Start Available records
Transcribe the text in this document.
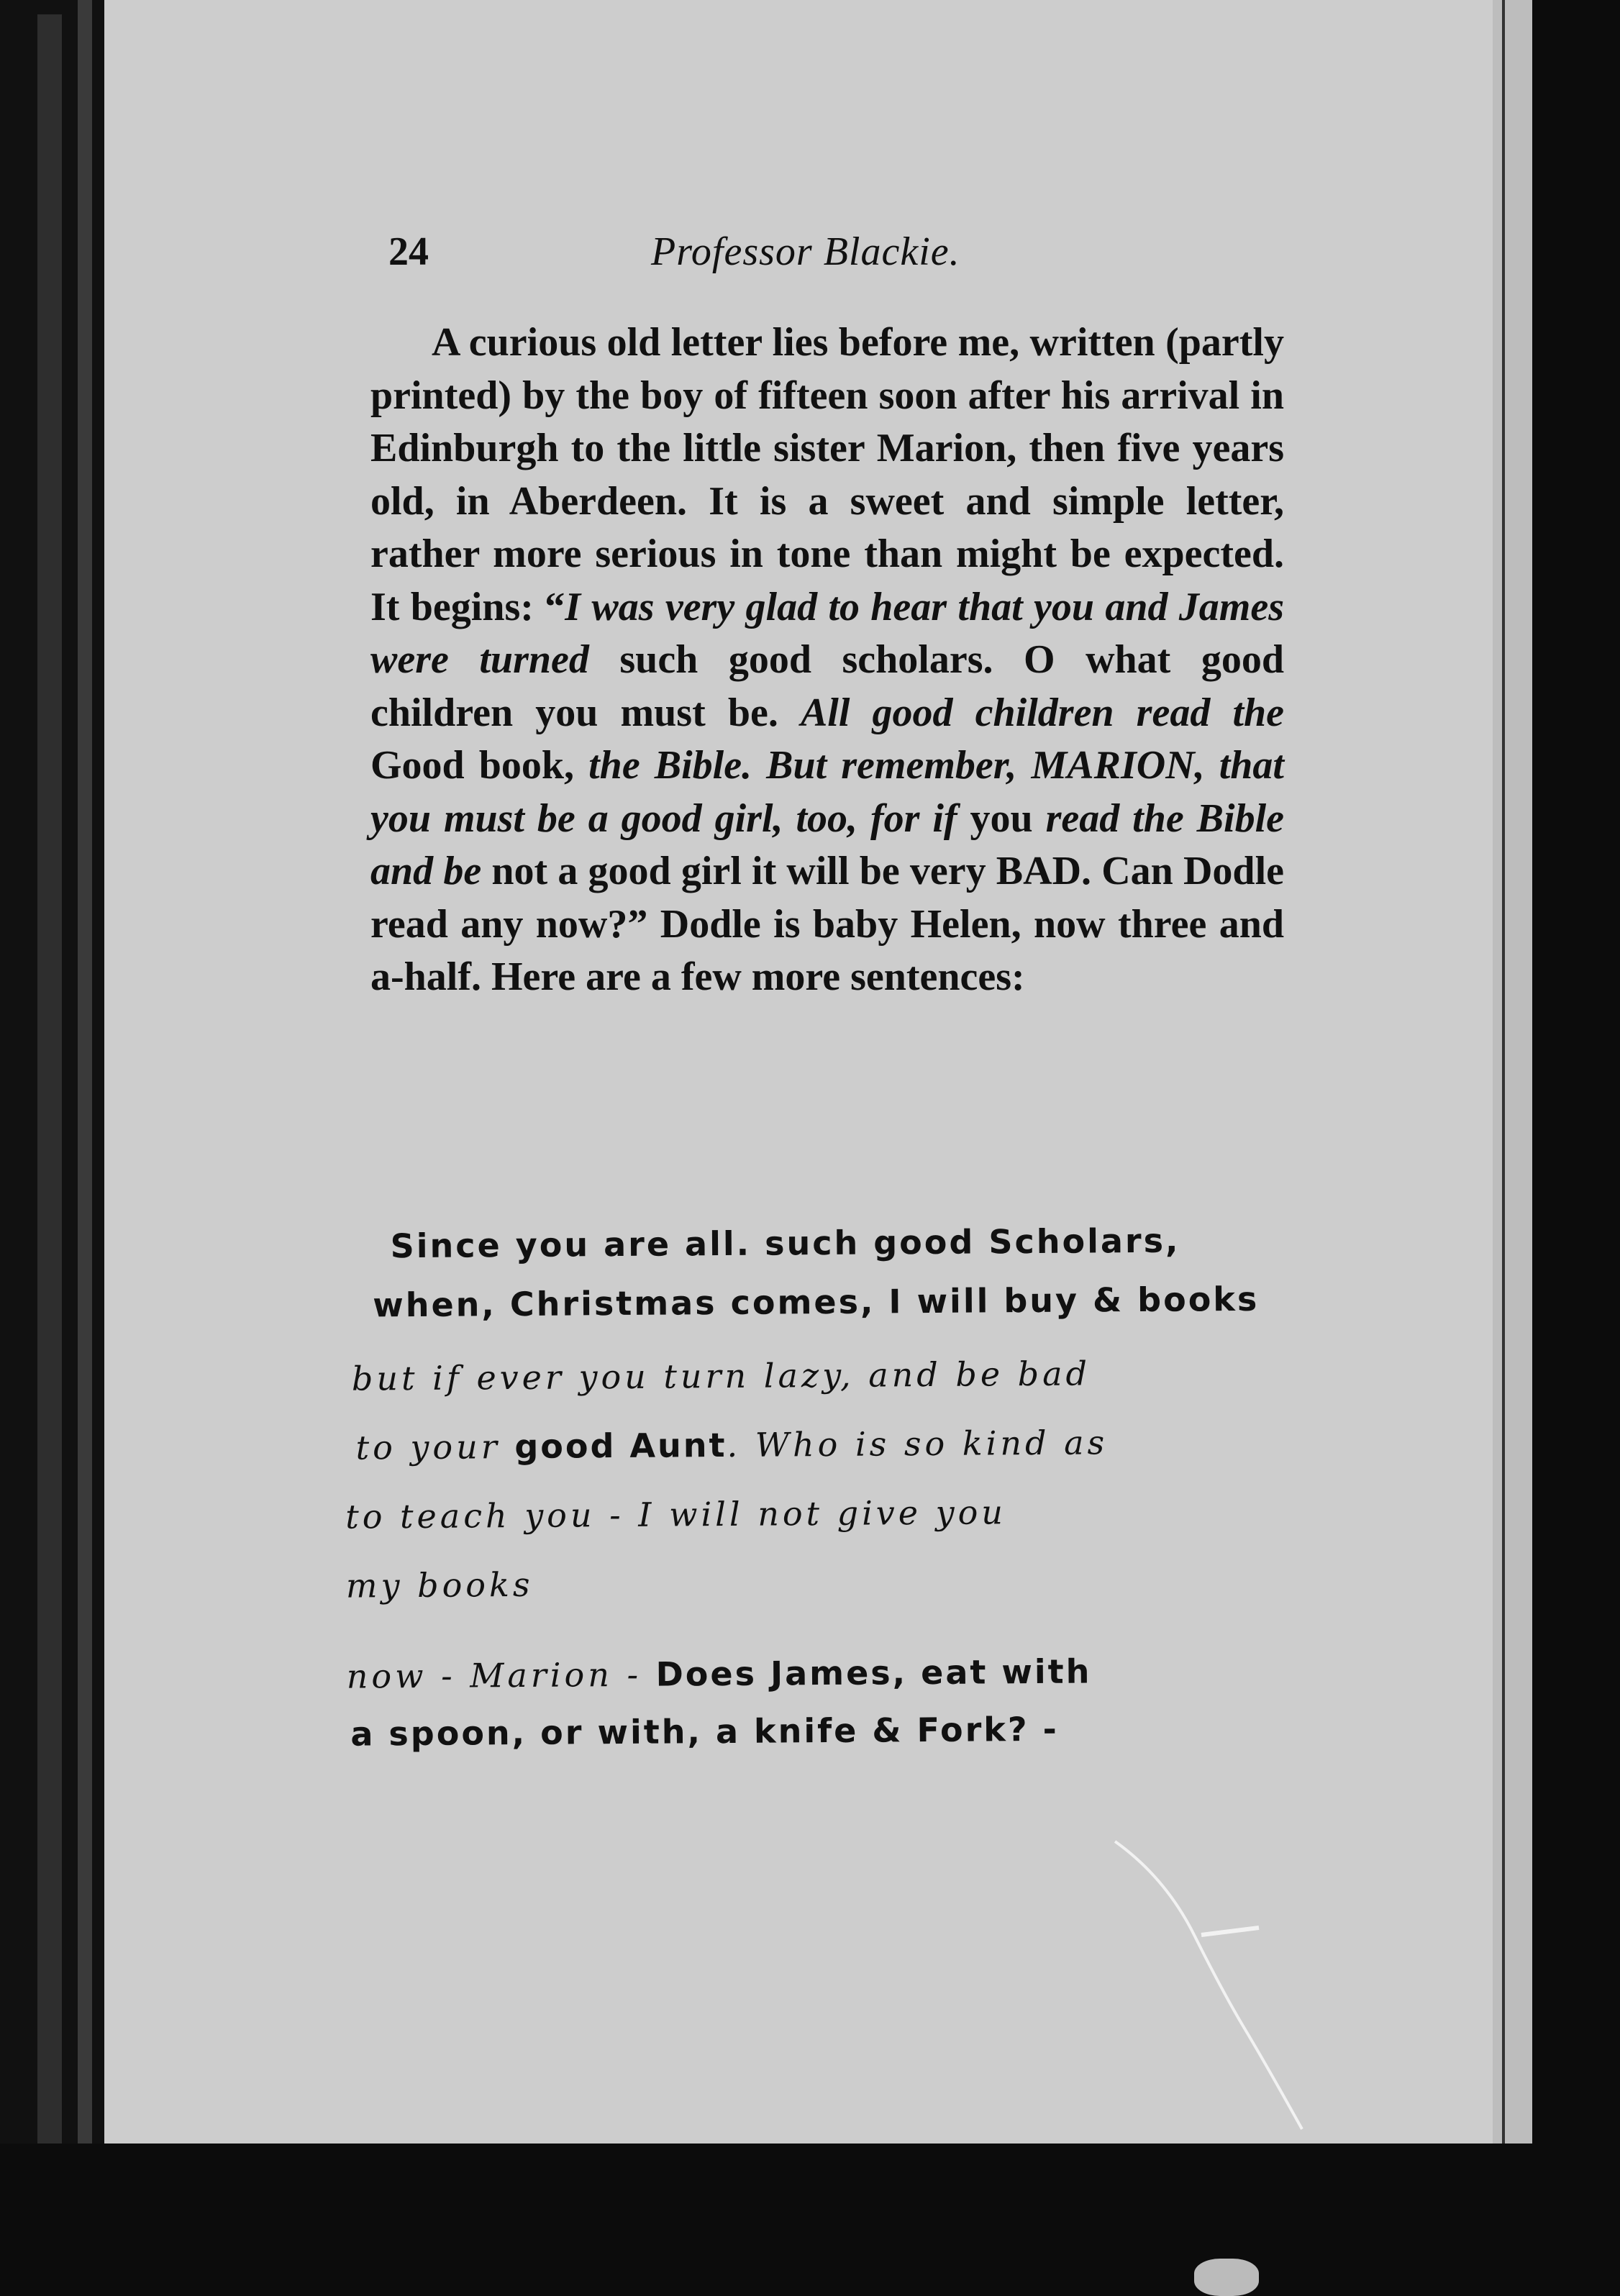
24	Professor Blackie.

A curious old letter lies before me, written (partly printed) by the boy of fifteen soon after his arrival in Edinburgh to the little sister Marion, then five years old, in Aberdeen. It is a sweet and simple letter, rather more serious in tone than might be expected. It begins: “I was very glad to hear that you and James were turned such good scholars. O what good children you must be. All good children read the Good book, the Bible. But remember, MARION, that you must be a good girl, too, for if you read the Bible and be not a good girl it will be very BAD. Can Dodle read any now?” Dodle is baby Helen, now three and a-half. Here are a few more sentences:

Since you are all. such good Scholars,

when, Christmas comes, I will buy & books

but if ever you turn lazy, and be bad

to your good Aunt. Who is so kind as

to teach you - I will not give you

my books

now - Marion - Does James, eat with

a spoon, or with, a knife & Fork? -
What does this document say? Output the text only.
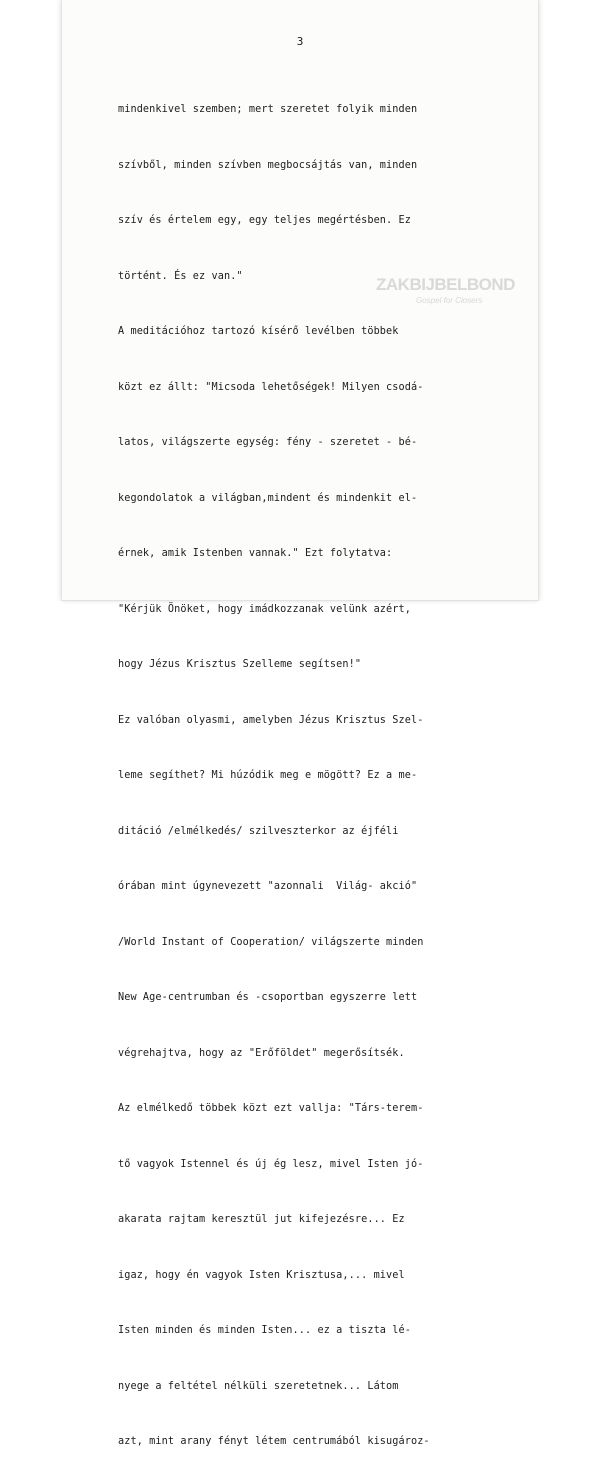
3

mindenkivel szemben; mert szeretet folyik minden

szívből, minden szívben megbocsájtás van, minden

szív és értelem egy, egy teljes megértésben. Ez

történt. És ez van."

A meditációhoz tartozó kísérő levélben többek

közt ez állt: "Micsoda lehetőségek! Milyen csodá-

latos, világszerte egység: fény - szeretet - bé-

kegondolatok a világban,mindent és mindenkit el-

érnek, amik Istenben vannak." Ezt folytatva:

"Kérjük Önöket, hogy imádkozzanak velünk azért,

hogy Jézus Krisztus Szelleme segítsen!"

Ez valóban olyasmi, amelyben Jézus Krisztus Szel-

leme segíthet? Mi húzódik meg e mögött? Ez a me-

ditáció /elmélkedés/ szilveszterkor az éjféli

órában mint úgynevezett "azonnali  Világ- akció"

/World Instant of Cooperation/ világszerte minden

New Age-centrumban és -csoportban egyszerre lett

végrehajtva, hogy az "Erőföldet" megerősítsék.

Az elmélkedő többek közt ezt vallja: "Társ-terem-

tő vagyok Istennel és új ég lesz, mivel Isten jó-

akarata rajtam keresztül jut kifejezésre... Ez

igaz, hogy én vagyok Isten Krisztusa,... mivel

Isten minden és minden Isten... ez a tiszta lé-

nyege a feltétel nélküli szeretetnek... Látom

azt, mint arany fényt létem centrumából kisugároz-

ZAKBIJBELBOND
Gospel for Closers
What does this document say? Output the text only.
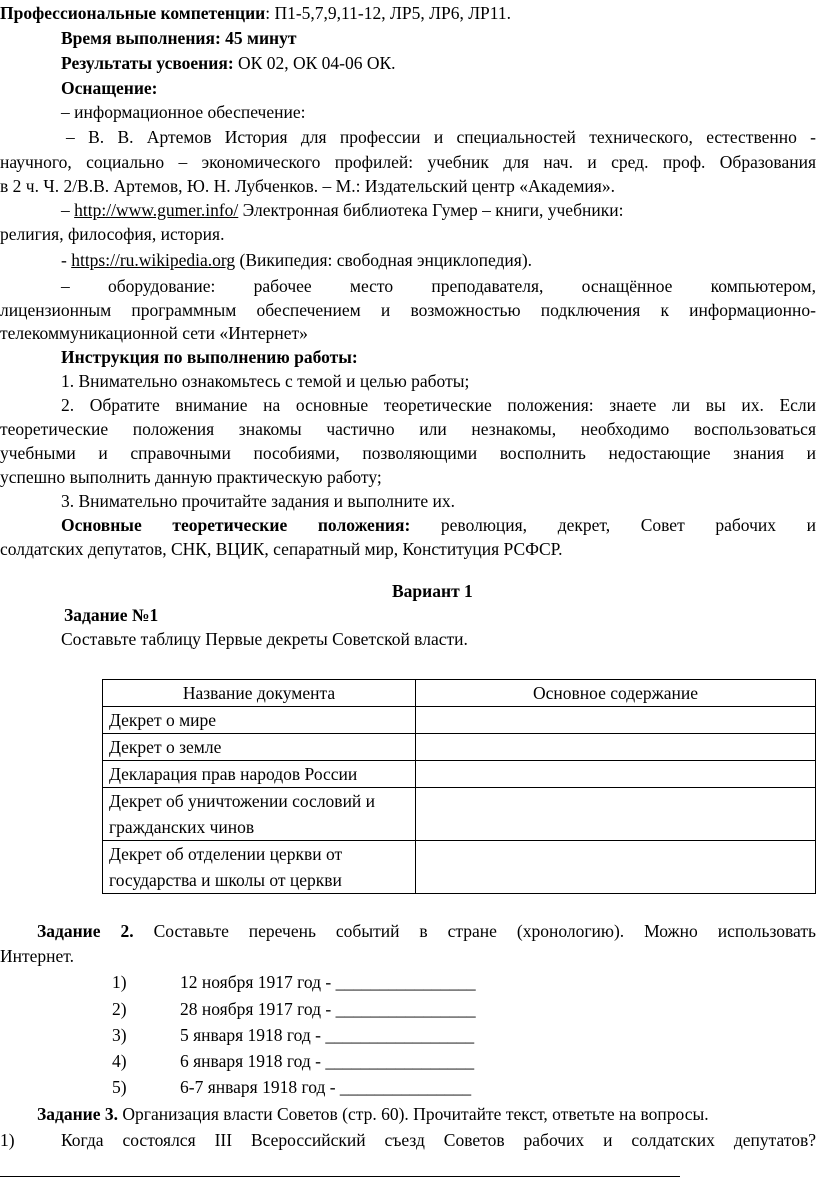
Профессиональные компетенции: П1-5,7,9,11-12, ЛР5, ЛР6, ЛР11.
Время выполнения: 45 минут
Результаты усвоения: ОК 02, ОК 04-06 ОК.
Оснащение:
– информационное обеспечение:
– В. В. Артемов История для профессии и специальностей технического, естественно -
научного, социально – экономического профилей: учебник для нач. и сред. проф. Образования
в 2 ч. Ч. 2/В.В. Артемов, Ю. Н. Лубченков. – М.: Издательский центр «Академия».
– http://www.gumer.info/ Электронная библиотека Гумер – книги, учебники:
религия, философия, история.
- https://ru.wikipedia.org (Википедия: свободная энциклопедия).
– оборудование: рабочее место преподавателя, оснащённое компьютером,
лицензионным программным обеспечением и возможностью подключения к информационно-
телекоммуникационной сети «Интернет»
Инструкция по выполнению работы:
1. Внимательно ознакомьтесь с темой и целью работы;
2. Обратите внимание на основные теоретические положения: знаете ли вы их. Если
теоретические положения знакомы частично или незнакомы, необходимо воспользоваться
учебными и справочными пособиями, позволяющими восполнить недостающие знания и
успешно выполнить данную практическую работу;
3. Внимательно прочитайте задания и выполните их.
Основные теоретические положения: революция, декрет, Совет рабочих и
солдатских депутатов, СНК, ВЦИК, сепаратный мир, Конституция РСФСР.
Вариант 1
Задание №1
Составьте таблицу Первые декреты Советской власти.
Название документа	Основное содержание
Декрет о мире	
Декрет о земле	
Декларация прав народов России	
Декрет об уничтожении сословий и гражданских чинов	
Декрет об отделении церкви от государства и школы от церкви	
Задание 2. Составьте перечень событий в стране (хронологию). Можно использовать
Интернет.
1)	12 ноября 1917 год - ________________
2)	28 ноября 1917 год - ________________
3)	5 января 1918 год - _________________
4)	6 января 1918 год - _________________
5)	6-7 января 1918 год - _______________
Задание 3. Организация власти Советов (стр. 60). Прочитайте текст, ответьте на вопросы.
1)	Когда состоялся III Всероссийский съезд Советов рабочих и солдатских депутатов?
End Available records
* **Task to complete**
Without the pictures, copy the material exactly as given.

* **Finished task**
Transcribe the text in this document.
24	Professor Blackie.

A curious old letter lies before me, written (partly printed) by the boy of fifteen soon after his arrival in Edinburgh to the little sister Marion, then five years old, in Aberdeen. It is a sweet and simple letter, rather more serious in tone than might be expected. It begins: “I was very glad to hear that you and James were turned such good scholars. O what good children you must be. All good children read the Good book, the Bible. But remember, MARION, that you must be a good girl, too, for if you read the Bible and be not a good girl it will be very BAD. Can Dodle read any now?” Dodle is baby Helen, now three and a-half. Here are a few more sentences:

Since you are all. such good Scholars,

when, Christmas comes, I will buy & books

but if ever you turn lazy, and be bad

to your good Aunt. Who is so kind as

to teach you - I will not give you

my books

now - Marion - Does James, eat with

a spoon, or with, a knife & Fork? -
What does this document say? Output the text only.
3

mindenkivel szemben; mert szeretet folyik minden

szívből, minden szívben megbocsájtás van, minden

szív és értelem egy, egy teljes megértésben. Ez

történt. És ez van."

A meditációhoz tartozó kísérő levélben többek

közt ez állt: "Micsoda lehetőségek! Milyen csodá-

latos, világszerte egység: fény - szeretet - bé-

kegondolatok a világban,mindent és mindenkit el-

érnek, amik Istenben vannak." Ezt folytatva:

"Kérjük Önöket, hogy imádkozzanak velünk azért,

hogy Jézus Krisztus Szelleme segítsen!"

Ez valóban olyasmi, amelyben Jézus Krisztus Szel-

leme segíthet? Mi húzódik meg e mögött? Ez a me-

ditáció /elmélkedés/ szilveszterkor az éjféli

órában mint úgynevezett "azonnali  Világ- akció"

/World Instant of Cooperation/ világszerte minden

New Age-centrumban és -csoportban egyszerre lett

végrehajtva, hogy az "Erőföldet" megerősítsék.

Az elmélkedő többek közt ezt vallja: "Társ-terem-

tő vagyok Istennel és új ég lesz, mivel Isten jó-

akarata rajtam keresztül jut kifejezésre... Ez

igaz, hogy én vagyok Isten Krisztusa,... mivel

Isten minden és minden Isten... ez a tiszta lé-

nyege a feltétel nélküli szeretetnek... Látom

azt, mint arany fényt létem centrumából kisugároz-

ZAKBIJBELBOND
Gospel for Closers
What does this document say? Output the text only.
Профессиональные компетенции: П1-5,7,9,11-12, ЛР5, ЛР6, ЛР11.
Время выполнения: 45 минут
Результаты усвоения: ОК 02, ОК 04-06 ОК.
Оснащение:
– информационное обеспечение:
– В. В. Артемов История для профессии и специальностей технического, естественно -
научного, социально – экономического профилей: учебник для нач. и сред. проф. Образования
в 2 ч. Ч. 2/В.В. Артемов, Ю. Н. Лубченков. – М.: Издательский центр «Академия».
– http://www.gumer.info/ Электронная библиотека Гумер – книги, учебники:
религия, философия, история.
- https://ru.wikipedia.org (Википедия: свободная энциклопедия).
– оборудование: рабочее место преподавателя, оснащённое компьютером,
лицензионным программным обеспечением и возможностью подключения к информационно-
телекоммуникационной сети «Интернет»
Инструкция по выполнению работы:
1. Внимательно ознакомьтесь с темой и целью работы;
2. Обратите внимание на основные теоретические положения: знаете ли вы их. Если
теоретические положения знакомы частично или незнакомы, необходимо воспользоваться
учебными и справочными пособиями, позволяющими восполнить недостающие знания и
успешно выполнить данную практическую работу;
3. Внимательно прочитайте задания и выполните их.
Основные теоретические положения: революция, декрет, Совет рабочих и
солдатских депутатов, СНК, ВЦИК, сепаратный мир, Конституция РСФСР.
Вариант 1
Задание №1
Составьте таблицу Первые декреты Советской власти.
Название документа	Основное содержание
Декрет о мире	
Декрет о земле	
Декларация прав народов России	
Декрет об уничтожении сословий и гражданских чинов	
Декрет об отделении церкви от государства и школы от церкви	
Задание 2. Составьте перечень событий в стране (хронологию). Можно использовать
Интернет.
1)	12 ноября 1917 год - ________________
2)	28 ноября 1917 год - ________________
3)	5 января 1918 год - _________________
4)	6 января 1918 год - _________________
5)	6-7 января 1918 год - _______________
Задание 3. Организация власти Советов (стр. 60). Прочитайте текст, ответьте на вопросы.
1)	Когда состоялся III Всероссийский съезд Советов рабочих и солдатских депутатов?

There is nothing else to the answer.